----- Supplied data -----

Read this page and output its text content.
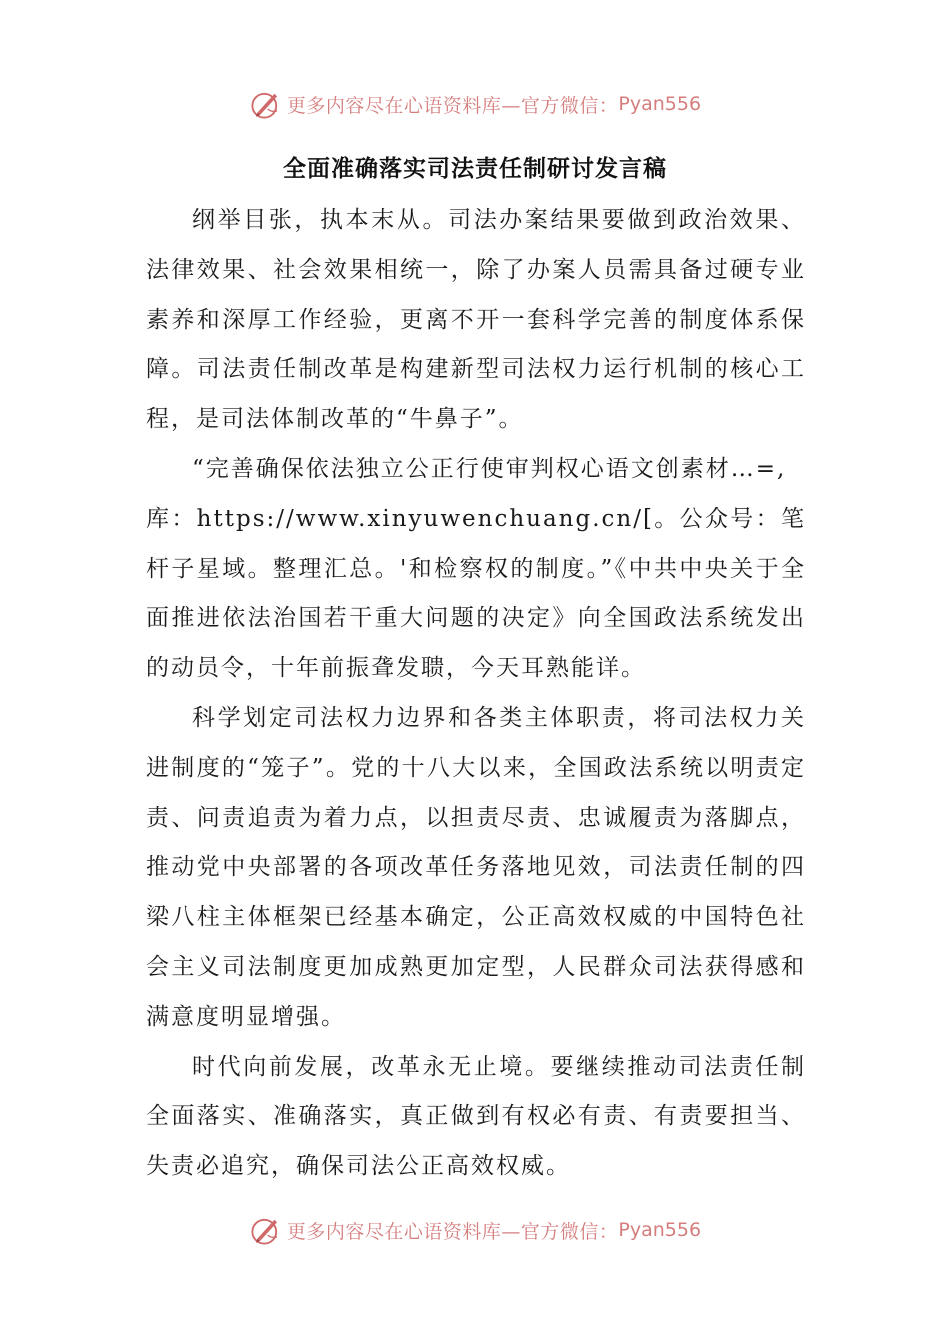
更多内容尽在心语资料库—官方微信： Pyan556
全面准确落实司法责任制研讨发言稿

纲举目张，执本末从。司法办案结果要做到政治效果、法律效果、社会效果相统一，除了办案人员需具备过硬专业素养和深厚工作经验，更离不开一套科学完善的制度体系保障。司法责任制改革是构建新型司法权力运行机制的核心工程，是司法体制改革的“牛鼻子”。

“完善确保依法独立公正行使审判权心语文创素材…=,

库：https://www.xinyuwenchuang.cn/[。公众号：笔杆子星域。整理汇总。'和检察权的制度。”《中共中央关于全面推进依法治国若干重大问题的决定》向全国政法系统发出的动员令，十年前振聋发聩，今天耳熟能详。

科学划定司法权力边界和各类主体职责，将司法权力关进制度的“笼子”。党的十八大以来，全国政法系统以明责定责、问责追责为着力点，以担责尽责、忠诚履责为落脚点，推动党中央部署的各项改革任务落地见效，司法责任制的四梁八柱主体框架已经基本确定，公正高效权威的中国特色社会主义司法制度更加成熟更加定型，人民群众司法获得感和满意度明显增强。

时代向前发展，改革永无止境。要继续推动司法责任制全面落实、准确落实，真正做到有权必有责、有责要担当、失责必追究，确保司法公正高效权威。

更多内容尽在心语资料库—官方微信： Pyan556
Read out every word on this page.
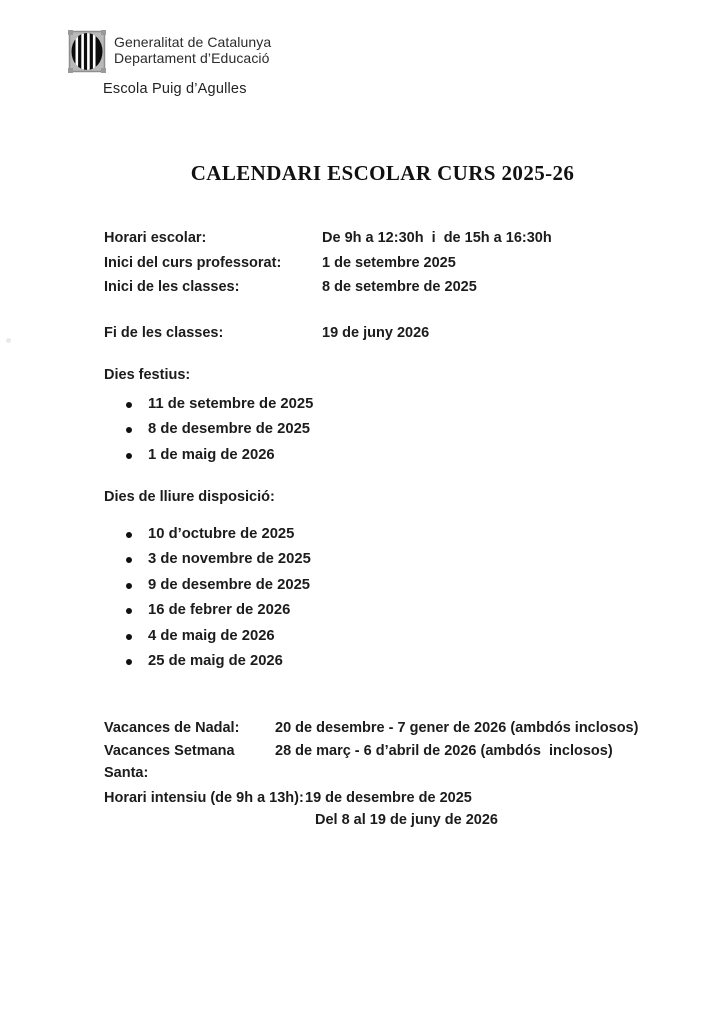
Generalitat de Catalunya
Departament d’Educació
Escola Puig d’Agulles
CALENDARI ESCOLAR CURS 2025-26
Horari escolar:	De 9h a 12:30h  i  de 15h a 16:30h
Inici del curs professorat:	1 de setembre 2025
Inici de les classes:	8 de setembre de 2025
Fi de les classes:	19 de juny 2026
Dies festius:
11 de setembre de 2025
8 de desembre de 2025
1 de maig de 2026
Dies de lliure disposició:
10 d’octubre de 2025
3 de novembre de 2025
9 de desembre de 2025
16 de febrer de 2026
4 de maig de 2026
25 de maig de 2026
Vacances de Nadal:	20 de desembre - 7 gener de 2026 (ambdós inclosos)
Vacances Setmana Santa:
28 de març - 6 d’abril de 2026 (ambdós  inclosos)
Horari intensiu (de 9h a 13h): 19 de desembre de 2025
Del 8 al 19 de juny de 2026
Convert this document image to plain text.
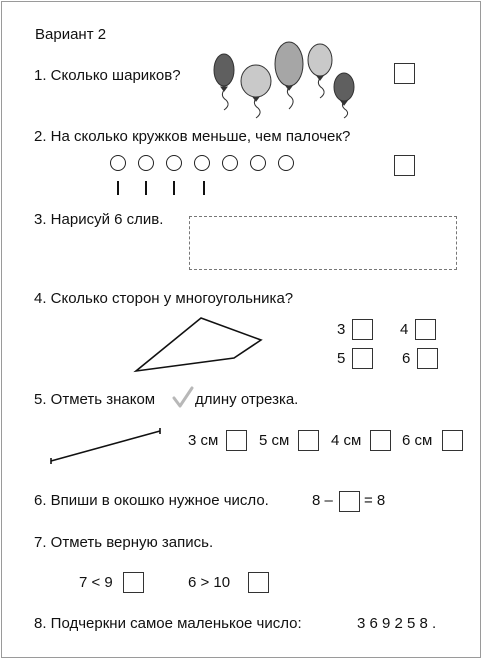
Вариант 2
1. Сколько шариков?
2. На сколько кружков меньше, чем палочек?
3. Нарисуй 6 слив.
4. Сколько сторон у многоугольника?
3	4
5	6
5. Отметь знаком	длину отрезка.
3 см	5 см	4 см	6 см
6. Впиши в окошко нужное число.	8 – = 8
7. Отметь верную запись.
7 < 9	6 > 10
8. Подчеркни самое маленькое число:	3 6 9 2 5 8 .
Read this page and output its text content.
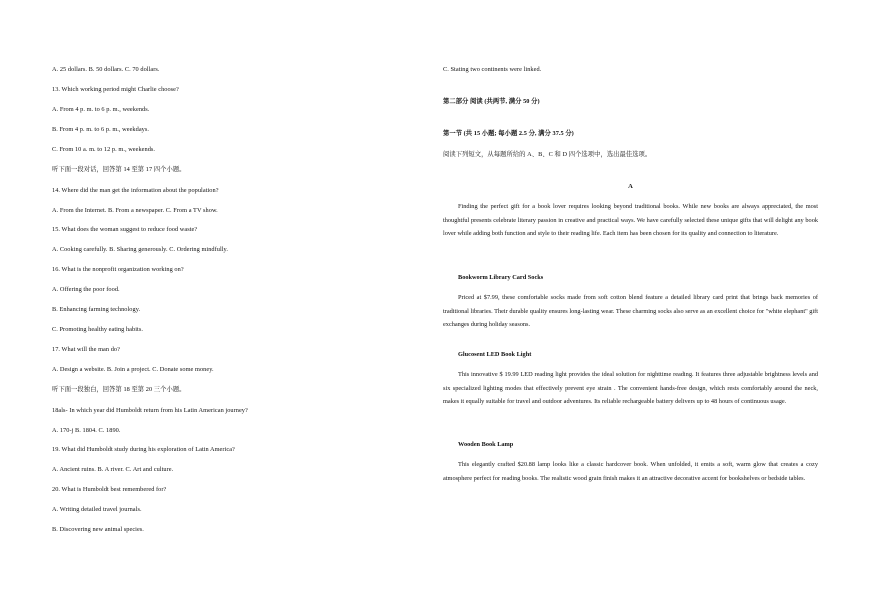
A. 25 dollars. B. 50 dollars. C. 70 dollars.
13. Which working period might Charlie choose?
A. From 4 p. m. to 6 p. m., weekends.
B. From 4 p. m. to 6 p. m., weekdays.
C. From 10 a. m. to 12 p. m., weekends.
听下面一段对话，回答第 14 至第 17 四个小题。
14. Where did the man get the information about the population?
A. From the Internet. B. From a newspaper. C. From a TV show.
15. What does the woman suggest to reduce food waste?
A. Cooking carefully. B. Sharing generously. C. Ordering mindfully.
16. What is the nonprofit organization working on?
A. Offering the poor food.
B. Enhancing farming technology.
C. Promoting healthy eating habits.
17. What will the man do?
A. Design a website. B. Join a project. C. Donate some money.
听下面一段独白，回答第 18 至第 20 三个小题。
18als- In which year did Humboldt return from his Latin American journey?
A. 170-j B. 1804. C. 1890.
19. What did Humboldt study during his exploration of Latin America?
A. Ancient ruins. B. A river. C. Art and culture.
20. What is Humboldt best remembered for?
A. Writing detailed travel journals.
B. Discovering new animal species.
C. Stating two continents were linked.
第二部分 阅读 (共两节, 满分 50 分)
第一节 (共 15 小题; 每小题 2.5 分, 满分 37.5 分)
阅读下列短文，从每题所给的 A、B、C 和 D 四个选项中，选出最佳选项。
A
Finding the perfect gift for a book lover requires looking beyond traditional books. While new books are always appreciated, the most thoughtful presents celebrate literary passion in creative and practical ways. We have carefully selected these unique gifts that will delight any book lover while adding both function and style to their reading life. Each item has been chosen for its quality and connection to literature.
Bookworm Library Card Socks
Priced at $7.99, these comfortable socks made from soft cotton blend feature a detailed library card print that brings back memories of traditional libraries. Their durable quality ensures long-lasting wear. These charming socks also serve as an excellent choice for "white elephant" gift exchanges during holiday seasons.
Glucosent LED Book Light
This innovative $ 19.99 LED reading light provides the ideal solution for nighttime reading. It features three adjustable brightness levels and six specialized lighting modes that effectively prevent eye strain . The convenient hands-free design, which rests comfortably around the neck, makes it equally suitable for travel and outdoor adventures. Its reliable rechargeable battery delivers up to 48 hours of continuous usage.
Wooden Book Lamp
This elegantly crafted $20.88 lamp looks like a classic hardcover book. When unfolded, it emits a soft, warm glow that creates a cozy atmosphere perfect for reading books. The realistic wood grain finish makes it an attractive decorative accent for bookshelves or bedside tables.
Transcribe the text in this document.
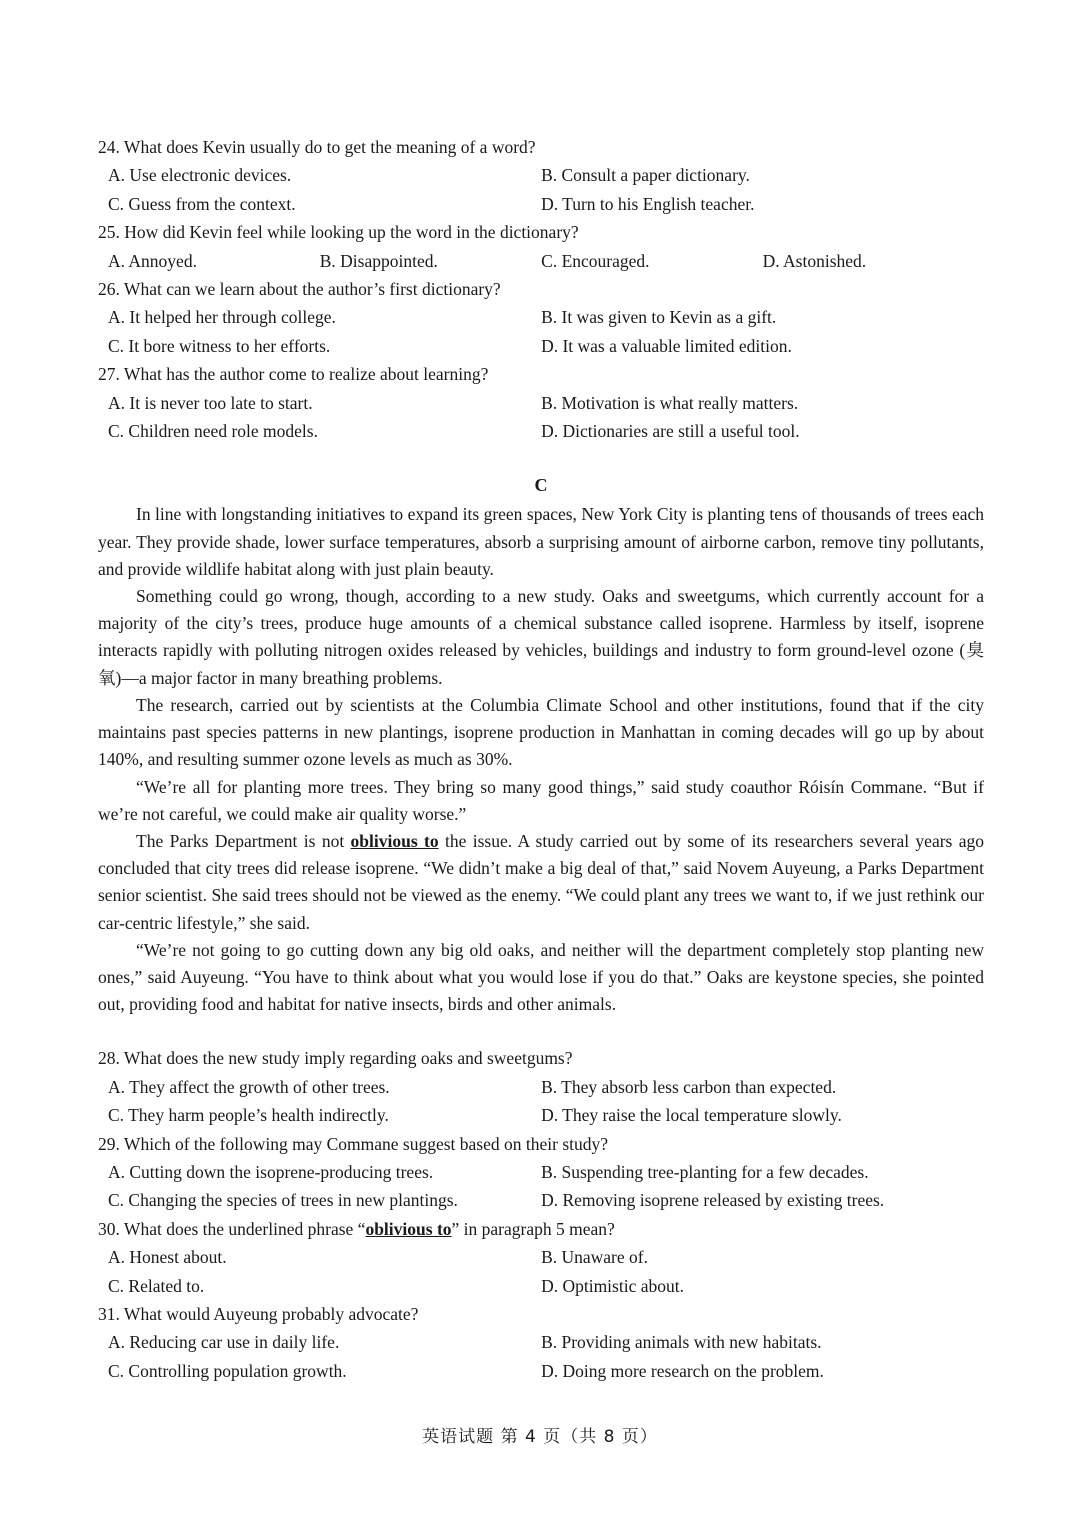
24. What does Kevin usually do to get the meaning of a word?
A. Use electronic devices.	B. Consult a paper dictionary.
C. Guess from the context.	D. Turn to his English teacher.
25. How did Kevin feel while looking up the word in the dictionary?
A. Annoyed.	B. Disappointed.	C. Encouraged.	D. Astonished.
26. What can we learn about the author’s first dictionary?
A. It helped her through college.	B. It was given to Kevin as a gift.
C. It bore witness to her efforts.	D. It was a valuable limited edition.
27. What has the author come to realize about learning?
A. It is never too late to start.	B. Motivation is what really matters.
C. Children need role models.	D. Dictionaries are still a useful tool.
C

In line with longstanding initiatives to expand its green spaces, New York City is planting tens of thousands of trees each year. They provide shade, lower surface temperatures, absorb a surprising amount of airborne carbon, remove tiny pollutants, and provide wildlife habitat along with just plain beauty.

Something could go wrong, though, according to a new study. Oaks and sweetgums, which currently account for a majority of the city’s trees, produce huge amounts of a chemical substance called isoprene. Harmless by itself, isoprene interacts rapidly with polluting nitrogen oxides released by vehicles, buildings and industry to form ground-level ozone (臭氧)—a major factor in many breathing problems.

The research, carried out by scientists at the Columbia Climate School and other institutions, found that if the city maintains past species patterns in new plantings, isoprene production in Manhattan in coming decades will go up by about 140%, and resulting summer ozone levels as much as 30%.

“We’re all for planting more trees. They bring so many good things,” said study coauthor Róisín Commane. “But if we’re not careful, we could make air quality worse.”

The Parks Department is not oblivious to the issue. A study carried out by some of its researchers several years ago concluded that city trees did release isoprene. “We didn’t make a big deal of that,” said Novem Auyeung, a Parks Department senior scientist. She said trees should not be viewed as the enemy. “We could plant any trees we want to, if we just rethink our car-centric lifestyle,” she said.

“We’re not going to go cutting down any big old oaks, and neither will the department completely stop planting new ones,” said Auyeung. “You have to think about what you would lose if you do that.” Oaks are keystone species, she pointed out, providing food and habitat for native insects, birds and other animals.

28. What does the new study imply regarding oaks and sweetgums?
A. They affect the growth of other trees.	B. They absorb less carbon than expected.
C. They harm people’s health indirectly.	D. They raise the local temperature slowly.
29. Which of the following may Commane suggest based on their study?
A. Cutting down the isoprene-producing trees.	B. Suspending tree-planting for a few decades.
C. Changing the species of trees in new plantings.	D. Removing isoprene released by existing trees.
30. What does the underlined phrase “oblivious to” in paragraph 5 mean?
A. Honest about.	B. Unaware of.
C. Related to.	D. Optimistic about.
31. What would Auyeung probably advocate?
A. Reducing car use in daily life.	B. Providing animals with new habitats.
C. Controlling population growth.	D. Doing more research on the problem.
英语试题 第 4 页（共 8 页）
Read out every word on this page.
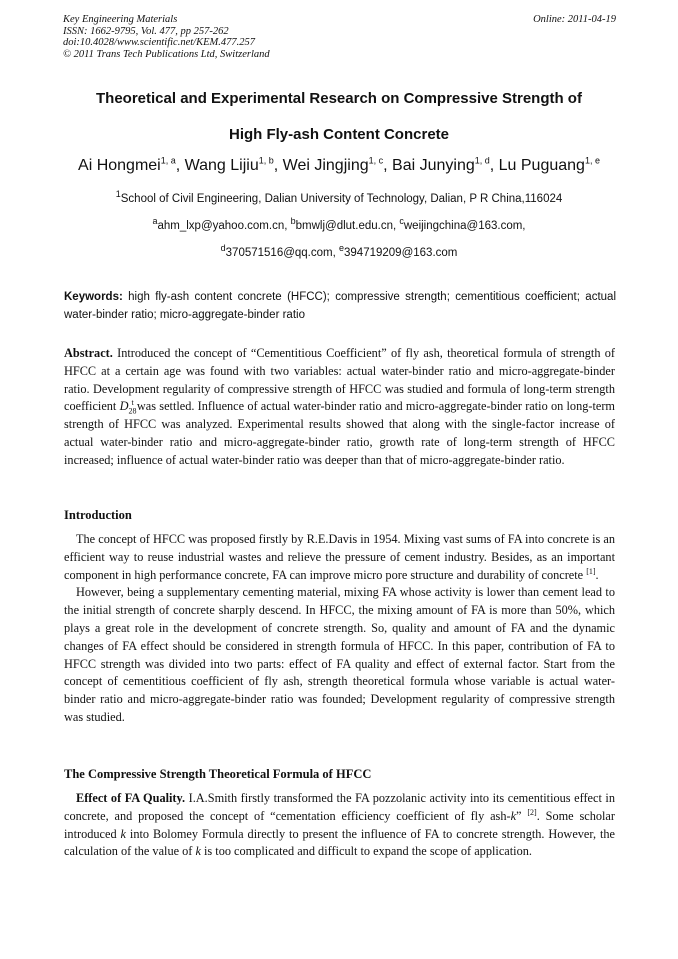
Key Engineering Materials
ISSN: 1662-9795, Vol. 477, pp 257-262
doi:10.4028/www.scientific.net/KEM.477.257
© 2011 Trans Tech Publications Ltd, Switzerland
Online: 2011-04-19
Theoretical and Experimental Research on Compressive Strength of
High Fly-ash Content Concrete
Ai Hongmei$^{1, a}$, Wang Lijiu$^{1, b}$, Wei Jingjing$^{1, c}$, Bai Junying$^{1, d}$, Lu Puguang$^{1, e}$
$^1$School of Civil Engineering, Dalian University of Technology, Dalian, P R China,116024
$^a$ahm_lxp@yahoo.com.cn, $^b$bmwlj@dlut.edu.cn, $^c$weijingchina@163.com,
$^d$370571516@qq.com, $^e$394719209@163.com
Keywords: high fly-ash content concrete (HFCC); compressive strength; cementitious coefficient; actual water-binder ratio; micro-aggregate-binder ratio

Abstract. Introduced the concept of “Cementitious Coefficient” of fly ash, theoretical formula of strength of HFCC at a certain age was found with two variables: actual water-binder ratio and micro-aggregate-binder ratio. Development regularity of compressive strength of HFCC was studied and formula of long-term strength coefficient $D_{28}^t$ was settled. Influence of actual water-binder ratio and micro-aggregate-binder ratio on long-term strength of HFCC was analyzed. Experimental results showed that along with the single-factor increase of actual water-binder ratio and micro-aggregate-binder ratio, growth rate of long-term strength of HFCC increased; influence of actual water-binder ratio was deeper than that of micro-aggregate-binder ratio.

Introduction

The concept of HFCC was proposed firstly by R.E.Davis in 1954. Mixing vast sums of FA into concrete is an efficient way to reuse industrial wastes and relieve the pressure of cement industry. Besides, as an important component in high performance concrete, FA can improve micro pore structure and durability of concrete [1].

However, being a supplementary cementing material, mixing FA whose activity is lower than cement lead to the initial strength of concrete sharply descend. In HFCC, the mixing amount of FA is more than 50%, which plays a great role in the development of concrete strength. So, quality and amount of FA and the dynamic changes of FA effect should be considered in strength formula of HFCC. In this paper, contribution of FA to HFCC strength was divided into two parts: effect of FA quality and effect of external factor. Start from the concept of cementitious coefficient of fly ash, strength theoretical formula whose variable is actual water-binder ratio and micro-aggregate-binder ratio was founded; Development regularity of compressive strength was studied.

The Compressive Strength Theoretical Formula of HFCC

Effect of FA Quality. I.A.Smith firstly transformed the FA pozzolanic activity into its cementitious effect in concrete, and proposed the concept of “cementation efficiency coefficient of fly ash-k” [2]. Some scholar introduced k into Bolomey Formula directly to present the influence of FA to concrete strength. However, the calculation of the value of k is too complicated and difficult to expand the scope of application.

-----

**Instructions for the task:** Show the lines of the records that contain the word "Humboldt".

**Solved exercise:**
18als- In which year did Humboldt return from his Latin American journey?
19. What did Humboldt study during his exploration of Latin America?
20. What is Humboldt best remembered for?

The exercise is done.